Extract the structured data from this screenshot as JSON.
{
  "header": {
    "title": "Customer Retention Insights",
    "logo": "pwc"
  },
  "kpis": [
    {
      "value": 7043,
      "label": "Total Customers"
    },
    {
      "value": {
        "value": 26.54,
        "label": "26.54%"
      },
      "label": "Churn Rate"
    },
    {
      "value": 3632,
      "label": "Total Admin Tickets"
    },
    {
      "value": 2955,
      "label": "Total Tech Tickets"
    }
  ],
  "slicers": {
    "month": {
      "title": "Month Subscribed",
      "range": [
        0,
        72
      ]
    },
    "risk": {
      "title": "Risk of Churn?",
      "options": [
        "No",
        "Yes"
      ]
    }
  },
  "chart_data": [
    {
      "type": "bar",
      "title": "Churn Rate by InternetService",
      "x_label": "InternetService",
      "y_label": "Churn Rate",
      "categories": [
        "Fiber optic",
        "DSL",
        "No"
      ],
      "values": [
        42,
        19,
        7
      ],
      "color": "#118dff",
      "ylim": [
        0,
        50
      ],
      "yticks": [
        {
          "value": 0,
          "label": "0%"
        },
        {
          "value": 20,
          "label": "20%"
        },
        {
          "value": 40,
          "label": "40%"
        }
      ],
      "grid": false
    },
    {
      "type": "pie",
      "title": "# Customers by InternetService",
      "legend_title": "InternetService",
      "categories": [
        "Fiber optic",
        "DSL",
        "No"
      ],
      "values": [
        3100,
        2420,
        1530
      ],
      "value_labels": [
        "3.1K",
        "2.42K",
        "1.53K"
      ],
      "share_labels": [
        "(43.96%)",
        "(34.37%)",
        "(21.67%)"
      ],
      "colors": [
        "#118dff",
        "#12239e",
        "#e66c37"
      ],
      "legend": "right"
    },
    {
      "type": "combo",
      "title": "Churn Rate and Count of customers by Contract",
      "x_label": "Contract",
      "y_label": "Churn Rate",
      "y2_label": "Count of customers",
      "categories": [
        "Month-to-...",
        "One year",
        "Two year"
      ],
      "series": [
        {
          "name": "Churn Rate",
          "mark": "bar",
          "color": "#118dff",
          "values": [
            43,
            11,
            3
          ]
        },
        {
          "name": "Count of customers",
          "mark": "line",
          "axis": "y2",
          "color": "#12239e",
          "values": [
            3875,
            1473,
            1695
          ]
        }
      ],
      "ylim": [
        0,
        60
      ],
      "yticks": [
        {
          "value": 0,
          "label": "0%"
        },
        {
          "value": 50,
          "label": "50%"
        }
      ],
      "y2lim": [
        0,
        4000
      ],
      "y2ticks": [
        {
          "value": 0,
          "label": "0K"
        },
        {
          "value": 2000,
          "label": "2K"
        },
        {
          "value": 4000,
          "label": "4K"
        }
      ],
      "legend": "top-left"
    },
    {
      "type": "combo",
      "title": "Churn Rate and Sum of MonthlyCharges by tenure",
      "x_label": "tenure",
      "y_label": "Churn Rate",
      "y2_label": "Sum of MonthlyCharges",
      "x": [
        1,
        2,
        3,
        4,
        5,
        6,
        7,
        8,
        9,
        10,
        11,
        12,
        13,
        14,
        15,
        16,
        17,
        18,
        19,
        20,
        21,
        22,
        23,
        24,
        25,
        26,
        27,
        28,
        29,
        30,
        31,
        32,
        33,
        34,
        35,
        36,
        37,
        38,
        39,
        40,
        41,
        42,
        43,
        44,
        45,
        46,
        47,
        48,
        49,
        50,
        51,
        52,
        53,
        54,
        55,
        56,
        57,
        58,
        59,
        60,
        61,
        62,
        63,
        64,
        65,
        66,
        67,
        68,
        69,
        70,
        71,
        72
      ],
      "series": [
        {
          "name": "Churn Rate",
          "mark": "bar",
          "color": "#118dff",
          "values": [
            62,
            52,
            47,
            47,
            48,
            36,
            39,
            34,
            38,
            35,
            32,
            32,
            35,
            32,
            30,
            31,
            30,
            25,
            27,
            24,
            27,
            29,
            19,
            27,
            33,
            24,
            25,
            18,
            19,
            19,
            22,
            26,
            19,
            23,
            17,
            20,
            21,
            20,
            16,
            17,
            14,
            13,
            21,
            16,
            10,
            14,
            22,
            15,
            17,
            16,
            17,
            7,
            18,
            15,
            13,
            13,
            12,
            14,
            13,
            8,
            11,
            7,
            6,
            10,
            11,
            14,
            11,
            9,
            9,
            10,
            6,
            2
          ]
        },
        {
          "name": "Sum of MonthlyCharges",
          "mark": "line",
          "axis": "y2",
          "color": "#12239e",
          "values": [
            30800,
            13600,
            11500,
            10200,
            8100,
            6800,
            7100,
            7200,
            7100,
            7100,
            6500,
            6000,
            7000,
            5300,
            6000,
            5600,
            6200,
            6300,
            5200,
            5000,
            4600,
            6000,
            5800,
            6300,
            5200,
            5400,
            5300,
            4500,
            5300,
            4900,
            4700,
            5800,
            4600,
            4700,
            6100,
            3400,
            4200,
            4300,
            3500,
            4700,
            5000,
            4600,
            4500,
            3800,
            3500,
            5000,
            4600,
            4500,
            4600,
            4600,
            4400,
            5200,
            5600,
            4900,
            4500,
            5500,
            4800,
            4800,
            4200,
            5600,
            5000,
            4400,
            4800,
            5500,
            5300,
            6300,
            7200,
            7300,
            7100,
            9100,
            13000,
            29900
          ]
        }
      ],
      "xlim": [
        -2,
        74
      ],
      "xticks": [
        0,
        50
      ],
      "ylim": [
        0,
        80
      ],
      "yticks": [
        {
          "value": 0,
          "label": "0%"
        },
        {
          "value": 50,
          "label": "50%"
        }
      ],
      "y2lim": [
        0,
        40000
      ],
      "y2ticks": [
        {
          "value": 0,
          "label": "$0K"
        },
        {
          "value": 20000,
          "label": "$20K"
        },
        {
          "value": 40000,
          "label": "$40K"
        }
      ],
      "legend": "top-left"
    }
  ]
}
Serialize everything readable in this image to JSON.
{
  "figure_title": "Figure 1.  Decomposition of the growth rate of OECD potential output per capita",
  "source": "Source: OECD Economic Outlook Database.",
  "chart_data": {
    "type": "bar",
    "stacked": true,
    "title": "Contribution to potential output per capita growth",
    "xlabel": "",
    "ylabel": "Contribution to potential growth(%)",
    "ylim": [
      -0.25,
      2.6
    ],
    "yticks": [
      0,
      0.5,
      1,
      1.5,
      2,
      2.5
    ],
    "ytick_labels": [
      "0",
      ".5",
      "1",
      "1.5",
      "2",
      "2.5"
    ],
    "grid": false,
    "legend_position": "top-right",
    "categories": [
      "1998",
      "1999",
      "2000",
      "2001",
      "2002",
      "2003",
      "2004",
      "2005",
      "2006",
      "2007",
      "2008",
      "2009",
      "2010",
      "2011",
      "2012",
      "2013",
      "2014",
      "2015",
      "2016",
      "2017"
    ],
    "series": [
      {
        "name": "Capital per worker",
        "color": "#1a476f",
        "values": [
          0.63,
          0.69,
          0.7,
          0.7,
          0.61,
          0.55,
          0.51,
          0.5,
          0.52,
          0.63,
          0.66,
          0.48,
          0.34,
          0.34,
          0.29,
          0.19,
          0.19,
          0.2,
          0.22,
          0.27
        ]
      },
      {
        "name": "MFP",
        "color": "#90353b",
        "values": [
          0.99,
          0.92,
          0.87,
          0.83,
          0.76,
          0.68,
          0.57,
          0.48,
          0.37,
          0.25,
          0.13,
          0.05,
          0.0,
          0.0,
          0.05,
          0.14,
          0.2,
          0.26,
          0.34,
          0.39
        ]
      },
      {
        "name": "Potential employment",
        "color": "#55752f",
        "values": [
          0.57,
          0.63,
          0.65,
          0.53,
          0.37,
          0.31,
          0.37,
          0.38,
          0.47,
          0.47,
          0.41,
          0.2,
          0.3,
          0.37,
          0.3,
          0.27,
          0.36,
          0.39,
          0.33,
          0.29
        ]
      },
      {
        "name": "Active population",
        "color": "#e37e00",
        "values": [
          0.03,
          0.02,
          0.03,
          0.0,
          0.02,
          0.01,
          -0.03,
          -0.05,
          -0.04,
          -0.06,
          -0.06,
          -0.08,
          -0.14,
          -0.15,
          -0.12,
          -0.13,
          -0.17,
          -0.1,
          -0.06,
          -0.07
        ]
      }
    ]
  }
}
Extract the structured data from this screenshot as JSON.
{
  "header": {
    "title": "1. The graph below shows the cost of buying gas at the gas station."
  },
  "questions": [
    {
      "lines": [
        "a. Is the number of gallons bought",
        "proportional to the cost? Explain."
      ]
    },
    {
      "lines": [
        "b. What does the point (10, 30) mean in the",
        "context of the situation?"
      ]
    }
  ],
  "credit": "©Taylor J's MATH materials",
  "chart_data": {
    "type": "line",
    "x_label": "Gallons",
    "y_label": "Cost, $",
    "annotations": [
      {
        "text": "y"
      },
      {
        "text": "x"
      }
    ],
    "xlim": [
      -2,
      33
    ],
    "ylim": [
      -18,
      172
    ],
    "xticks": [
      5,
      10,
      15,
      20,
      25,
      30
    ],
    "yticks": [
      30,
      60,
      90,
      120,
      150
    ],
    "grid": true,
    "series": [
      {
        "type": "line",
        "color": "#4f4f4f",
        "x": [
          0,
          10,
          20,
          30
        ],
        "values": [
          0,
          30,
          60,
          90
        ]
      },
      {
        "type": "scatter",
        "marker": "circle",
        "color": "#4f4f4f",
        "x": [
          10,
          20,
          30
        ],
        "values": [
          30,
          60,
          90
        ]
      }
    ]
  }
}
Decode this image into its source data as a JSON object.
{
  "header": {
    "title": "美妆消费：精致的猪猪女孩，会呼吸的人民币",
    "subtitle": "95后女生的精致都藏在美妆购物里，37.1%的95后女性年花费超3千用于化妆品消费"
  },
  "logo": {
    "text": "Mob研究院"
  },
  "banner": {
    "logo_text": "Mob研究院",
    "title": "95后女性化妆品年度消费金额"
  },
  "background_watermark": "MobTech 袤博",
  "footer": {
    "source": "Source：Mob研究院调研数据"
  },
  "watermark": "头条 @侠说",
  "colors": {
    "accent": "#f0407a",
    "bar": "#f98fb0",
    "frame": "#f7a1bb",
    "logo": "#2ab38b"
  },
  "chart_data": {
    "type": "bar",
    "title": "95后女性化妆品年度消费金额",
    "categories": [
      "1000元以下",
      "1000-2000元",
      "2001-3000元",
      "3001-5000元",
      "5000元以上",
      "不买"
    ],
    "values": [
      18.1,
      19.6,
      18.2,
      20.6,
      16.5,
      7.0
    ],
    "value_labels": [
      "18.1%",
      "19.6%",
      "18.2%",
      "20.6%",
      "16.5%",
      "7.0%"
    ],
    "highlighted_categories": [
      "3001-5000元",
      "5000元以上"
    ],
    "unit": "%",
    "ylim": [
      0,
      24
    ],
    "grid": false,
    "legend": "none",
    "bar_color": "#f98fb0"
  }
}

---------------

**The exercise**
Indicate how many lines of the material include the word "image"; the number alone is required.

**Finished task**
2